_AIM:_ Find every line below that contains the word "color" and copy it out.

_Figure contents as structured data:_

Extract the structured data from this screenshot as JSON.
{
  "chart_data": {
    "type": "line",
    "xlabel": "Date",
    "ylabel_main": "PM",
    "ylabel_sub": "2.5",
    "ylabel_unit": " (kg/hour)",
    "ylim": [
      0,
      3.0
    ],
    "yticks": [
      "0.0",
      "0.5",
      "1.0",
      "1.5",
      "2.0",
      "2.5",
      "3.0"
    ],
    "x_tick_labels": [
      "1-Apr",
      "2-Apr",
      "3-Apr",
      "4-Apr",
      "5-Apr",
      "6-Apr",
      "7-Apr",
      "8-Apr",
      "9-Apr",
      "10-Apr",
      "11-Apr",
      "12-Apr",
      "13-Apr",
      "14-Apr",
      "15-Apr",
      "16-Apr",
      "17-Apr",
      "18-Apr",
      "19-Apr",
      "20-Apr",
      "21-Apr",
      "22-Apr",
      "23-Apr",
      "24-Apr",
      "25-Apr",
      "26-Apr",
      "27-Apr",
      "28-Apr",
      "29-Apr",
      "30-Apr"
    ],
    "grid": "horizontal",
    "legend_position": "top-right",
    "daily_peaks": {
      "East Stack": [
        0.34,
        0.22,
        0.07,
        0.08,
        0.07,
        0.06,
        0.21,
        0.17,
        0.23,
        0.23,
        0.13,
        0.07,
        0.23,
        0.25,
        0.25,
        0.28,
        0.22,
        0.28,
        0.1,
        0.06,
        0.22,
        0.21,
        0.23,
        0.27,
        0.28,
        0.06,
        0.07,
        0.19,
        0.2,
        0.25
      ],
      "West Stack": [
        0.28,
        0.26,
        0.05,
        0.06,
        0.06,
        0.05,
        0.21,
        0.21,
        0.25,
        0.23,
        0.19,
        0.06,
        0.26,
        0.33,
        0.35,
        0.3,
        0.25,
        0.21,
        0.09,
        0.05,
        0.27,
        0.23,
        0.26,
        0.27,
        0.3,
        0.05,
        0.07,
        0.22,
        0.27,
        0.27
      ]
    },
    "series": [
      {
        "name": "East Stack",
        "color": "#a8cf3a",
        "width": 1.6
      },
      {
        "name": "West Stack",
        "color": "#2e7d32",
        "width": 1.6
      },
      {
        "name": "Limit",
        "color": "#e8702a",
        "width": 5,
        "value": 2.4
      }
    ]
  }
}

_EXERCISE RESULT:_
        "color": "#a8cf3a",
        "color": "#2e7d32",
        "color": "#e8702a",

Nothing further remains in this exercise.